## Dataset excerpts
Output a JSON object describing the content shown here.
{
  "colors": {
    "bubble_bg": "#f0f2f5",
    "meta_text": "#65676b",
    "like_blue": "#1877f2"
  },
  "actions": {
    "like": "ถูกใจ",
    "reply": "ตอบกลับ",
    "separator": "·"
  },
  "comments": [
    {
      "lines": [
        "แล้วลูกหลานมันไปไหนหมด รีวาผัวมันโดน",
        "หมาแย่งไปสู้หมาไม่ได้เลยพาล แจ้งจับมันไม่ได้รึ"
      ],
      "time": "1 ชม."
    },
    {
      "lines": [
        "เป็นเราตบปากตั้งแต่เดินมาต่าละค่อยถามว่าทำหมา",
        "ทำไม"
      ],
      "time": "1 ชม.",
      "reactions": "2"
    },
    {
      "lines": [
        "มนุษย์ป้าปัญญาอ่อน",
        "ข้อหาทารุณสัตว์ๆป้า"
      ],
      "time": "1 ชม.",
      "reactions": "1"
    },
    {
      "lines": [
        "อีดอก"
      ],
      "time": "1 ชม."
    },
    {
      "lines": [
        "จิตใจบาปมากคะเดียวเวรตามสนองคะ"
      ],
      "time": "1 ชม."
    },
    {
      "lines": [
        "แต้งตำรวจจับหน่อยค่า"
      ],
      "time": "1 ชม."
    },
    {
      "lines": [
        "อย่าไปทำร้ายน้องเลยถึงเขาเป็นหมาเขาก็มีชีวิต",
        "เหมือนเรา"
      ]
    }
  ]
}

## WHAT IS REQUIRED
Reproduce each line of the material above precisely.

## EXERCISE RESPONSE
Output a JSON object describing the content shown here.
{
  "colors": {
    "bubble_bg": "#f0f2f5",
    "meta_text": "#65676b",
    "like_blue": "#1877f2"
  },
  "actions": {
    "like": "ถูกใจ",
    "reply": "ตอบกลับ",
    "separator": "·"
  },
  "comments": [
    {
      "lines": [
        "แล้วลูกหลานมันไปไหนหมด รีวาผัวมันโดน",
        "หมาแย่งไปสู้หมาไม่ได้เลยพาล แจ้งจับมันไม่ได้รึ"
      ],
      "time": "1 ชม."
    },
    {
      "lines": [
        "เป็นเราตบปากตั้งแต่เดินมาต่าละค่อยถามว่าทำหมา",
        "ทำไม"
      ],
      "time": "1 ชม.",
      "reactions": "2"
    },
    {
      "lines": [
        "มนุษย์ป้าปัญญาอ่อน",
        "ข้อหาทารุณสัตว์ๆป้า"
      ],
      "time": "1 ชม.",
      "reactions": "1"
    },
    {
      "lines": [
        "อีดอก"
      ],
      "time": "1 ชม."
    },
    {
      "lines": [
        "จิตใจบาปมากคะเดียวเวรตามสนองคะ"
      ],
      "time": "1 ชม."
    },
    {
      "lines": [
        "แต้งตำรวจจับหน่อยค่า"
      ],
      "time": "1 ชม."
    },
    {
      "lines": [
        "อย่าไปทำร้ายน้องเลยถึงเขาเป็นหมาเขาก็มีชีวิต",
        "เหมือนเรา"
      ]
    }
  ]
}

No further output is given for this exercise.